### DIRECTIONS FOR THIS TASK
Copy all records verbatim.

(Stored data)

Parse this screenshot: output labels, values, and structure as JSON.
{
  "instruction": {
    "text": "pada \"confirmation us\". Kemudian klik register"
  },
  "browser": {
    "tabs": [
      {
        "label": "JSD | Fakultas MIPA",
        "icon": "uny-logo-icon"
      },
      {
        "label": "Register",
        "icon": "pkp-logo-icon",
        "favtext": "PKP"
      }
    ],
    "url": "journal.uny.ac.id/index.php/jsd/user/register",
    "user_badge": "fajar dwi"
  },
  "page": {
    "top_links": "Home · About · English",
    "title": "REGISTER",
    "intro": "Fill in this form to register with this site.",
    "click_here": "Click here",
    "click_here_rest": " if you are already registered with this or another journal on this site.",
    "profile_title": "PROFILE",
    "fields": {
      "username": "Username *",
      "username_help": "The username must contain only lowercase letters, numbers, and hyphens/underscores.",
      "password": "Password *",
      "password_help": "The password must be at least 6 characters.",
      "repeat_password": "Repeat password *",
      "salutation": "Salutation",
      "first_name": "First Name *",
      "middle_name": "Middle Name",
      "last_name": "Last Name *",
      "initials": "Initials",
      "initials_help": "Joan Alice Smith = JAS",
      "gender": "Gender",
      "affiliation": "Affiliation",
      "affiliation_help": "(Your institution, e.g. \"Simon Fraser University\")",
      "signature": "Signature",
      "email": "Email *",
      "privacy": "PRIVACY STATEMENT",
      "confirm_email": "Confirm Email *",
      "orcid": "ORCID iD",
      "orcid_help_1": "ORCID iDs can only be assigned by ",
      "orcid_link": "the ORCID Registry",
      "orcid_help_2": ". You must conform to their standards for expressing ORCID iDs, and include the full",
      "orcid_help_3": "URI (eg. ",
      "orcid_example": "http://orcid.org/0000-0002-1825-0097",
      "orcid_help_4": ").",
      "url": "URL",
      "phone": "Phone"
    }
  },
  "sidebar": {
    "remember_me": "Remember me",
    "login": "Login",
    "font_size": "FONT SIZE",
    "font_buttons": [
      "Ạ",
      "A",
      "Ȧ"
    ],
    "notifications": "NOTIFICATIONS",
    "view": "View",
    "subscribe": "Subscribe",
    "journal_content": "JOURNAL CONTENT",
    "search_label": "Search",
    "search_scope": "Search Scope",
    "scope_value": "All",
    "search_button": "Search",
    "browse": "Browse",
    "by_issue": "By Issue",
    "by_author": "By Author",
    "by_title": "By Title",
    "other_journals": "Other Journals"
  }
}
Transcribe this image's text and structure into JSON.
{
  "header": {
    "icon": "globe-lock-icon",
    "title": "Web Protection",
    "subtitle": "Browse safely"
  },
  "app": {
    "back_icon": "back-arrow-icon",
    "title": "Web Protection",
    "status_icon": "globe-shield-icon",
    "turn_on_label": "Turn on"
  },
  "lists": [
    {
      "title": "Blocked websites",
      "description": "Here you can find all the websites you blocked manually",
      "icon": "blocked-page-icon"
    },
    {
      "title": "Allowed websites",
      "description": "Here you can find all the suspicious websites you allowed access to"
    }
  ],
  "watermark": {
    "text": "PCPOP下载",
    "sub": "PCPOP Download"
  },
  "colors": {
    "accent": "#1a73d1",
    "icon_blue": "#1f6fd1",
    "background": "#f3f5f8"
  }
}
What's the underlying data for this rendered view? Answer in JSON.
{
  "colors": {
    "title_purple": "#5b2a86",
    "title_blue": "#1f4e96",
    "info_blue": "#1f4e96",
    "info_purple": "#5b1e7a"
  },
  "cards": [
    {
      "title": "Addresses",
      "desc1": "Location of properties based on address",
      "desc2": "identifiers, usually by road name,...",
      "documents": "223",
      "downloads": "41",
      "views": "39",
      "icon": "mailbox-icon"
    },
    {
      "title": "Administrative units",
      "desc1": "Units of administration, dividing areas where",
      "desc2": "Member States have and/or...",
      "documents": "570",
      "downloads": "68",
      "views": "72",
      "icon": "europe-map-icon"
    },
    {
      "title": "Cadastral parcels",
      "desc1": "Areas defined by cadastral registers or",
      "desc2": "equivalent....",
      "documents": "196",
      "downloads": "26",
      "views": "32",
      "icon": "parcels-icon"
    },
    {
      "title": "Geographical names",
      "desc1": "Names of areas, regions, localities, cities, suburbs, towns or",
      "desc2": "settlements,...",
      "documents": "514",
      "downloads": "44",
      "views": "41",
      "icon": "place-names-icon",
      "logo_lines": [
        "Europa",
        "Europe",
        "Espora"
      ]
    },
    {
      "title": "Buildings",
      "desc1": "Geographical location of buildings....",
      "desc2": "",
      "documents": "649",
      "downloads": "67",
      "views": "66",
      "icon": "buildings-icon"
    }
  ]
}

### WRITTEN SOLUTION
Parse this screenshot: output labels, values, and structure as JSON.
{
  "instruction": {
    "text": "pada \"confirmation us\". Kemudian klik register"
  },
  "browser": {
    "tabs": [
      {
        "label": "JSD | Fakultas MIPA",
        "icon": "uny-logo-icon"
      },
      {
        "label": "Register",
        "icon": "pkp-logo-icon",
        "favtext": "PKP"
      }
    ],
    "url": "journal.uny.ac.id/index.php/jsd/user/register",
    "user_badge": "fajar dwi"
  },
  "page": {
    "top_links": "Home · About · English",
    "title": "REGISTER",
    "intro": "Fill in this form to register with this site.",
    "click_here": "Click here",
    "click_here_rest": " if you are already registered with this or another journal on this site.",
    "profile_title": "PROFILE",
    "fields": {
      "username": "Username *",
      "username_help": "The username must contain only lowercase letters, numbers, and hyphens/underscores.",
      "password": "Password *",
      "password_help": "The password must be at least 6 characters.",
      "repeat_password": "Repeat password *",
      "salutation": "Salutation",
      "first_name": "First Name *",
      "middle_name": "Middle Name",
      "last_name": "Last Name *",
      "initials": "Initials",
      "initials_help": "Joan Alice Smith = JAS",
      "gender": "Gender",
      "affiliation": "Affiliation",
      "affiliation_help": "(Your institution, e.g. \"Simon Fraser University\")",
      "signature": "Signature",
      "email": "Email *",
      "privacy": "PRIVACY STATEMENT",
      "confirm_email": "Confirm Email *",
      "orcid": "ORCID iD",
      "orcid_help_1": "ORCID iDs can only be assigned by ",
      "orcid_link": "the ORCID Registry",
      "orcid_help_2": ". You must conform to their standards for expressing ORCID iDs, and include the full",
      "orcid_help_3": "URI (eg. ",
      "orcid_example": "http://orcid.org/0000-0002-1825-0097",
      "orcid_help_4": ").",
      "url": "URL",
      "phone": "Phone"
    }
  },
  "sidebar": {
    "remember_me": "Remember me",
    "login": "Login",
    "font_size": "FONT SIZE",
    "font_buttons": [
      "Ạ",
      "A",
      "Ȧ"
    ],
    "notifications": "NOTIFICATIONS",
    "view": "View",
    "subscribe": "Subscribe",
    "journal_content": "JOURNAL CONTENT",
    "search_label": "Search",
    "search_scope": "Search Scope",
    "scope_value": "All",
    "search_button": "Search",
    "browse": "Browse",
    "by_issue": "By Issue",
    "by_author": "By Author",
    "by_title": "By Title",
    "other_journals": "Other Journals"
  }
}
Transcribe this image's text and structure into JSON.
{
  "header": {
    "icon": "globe-lock-icon",
    "title": "Web Protection",
    "subtitle": "Browse safely"
  },
  "app": {
    "back_icon": "back-arrow-icon",
    "title": "Web Protection",
    "status_icon": "globe-shield-icon",
    "turn_on_label": "Turn on"
  },
  "lists": [
    {
      "title": "Blocked websites",
      "description": "Here you can find all the websites you blocked manually",
      "icon": "blocked-page-icon"
    },
    {
      "title": "Allowed websites",
      "description": "Here you can find all the suspicious websites you allowed access to"
    }
  ],
  "watermark": {
    "text": "PCPOP下载",
    "sub": "PCPOP Download"
  },
  "colors": {
    "accent": "#1a73d1",
    "icon_blue": "#1f6fd1",
    "background": "#f3f5f8"
  }
}
What's the underlying data for this rendered view? Answer in JSON.
{
  "colors": {
    "title_purple": "#5b2a86",
    "title_blue": "#1f4e96",
    "info_blue": "#1f4e96",
    "info_purple": "#5b1e7a"
  },
  "cards": [
    {
      "title": "Addresses",
      "desc1": "Location of properties based on address",
      "desc2": "identifiers, usually by road name,...",
      "documents": "223",
      "downloads": "41",
      "views": "39",
      "icon": "mailbox-icon"
    },
    {
      "title": "Administrative units",
      "desc1": "Units of administration, dividing areas where",
      "desc2": "Member States have and/or...",
      "documents": "570",
      "downloads": "68",
      "views": "72",
      "icon": "europe-map-icon"
    },
    {
      "title": "Cadastral parcels",
      "desc1": "Areas defined by cadastral registers or",
      "desc2": "equivalent....",
      "documents": "196",
      "downloads": "26",
      "views": "32",
      "icon": "parcels-icon"
    },
    {
      "title": "Geographical names",
      "desc1": "Names of areas, regions, localities, cities, suburbs, towns or",
      "desc2": "settlements,...",
      "documents": "514",
      "downloads": "44",
      "views": "41",
      "icon": "place-names-icon",
      "logo_lines": [
        "Europa",
        "Europe",
        "Espora"
      ]
    },
    {
      "title": "Buildings",
      "desc1": "Geographical location of buildings....",
      "desc2": "",
      "documents": "649",
      "downloads": "67",
      "views": "66",
      "icon": "buildings-icon"
    }
  ]
}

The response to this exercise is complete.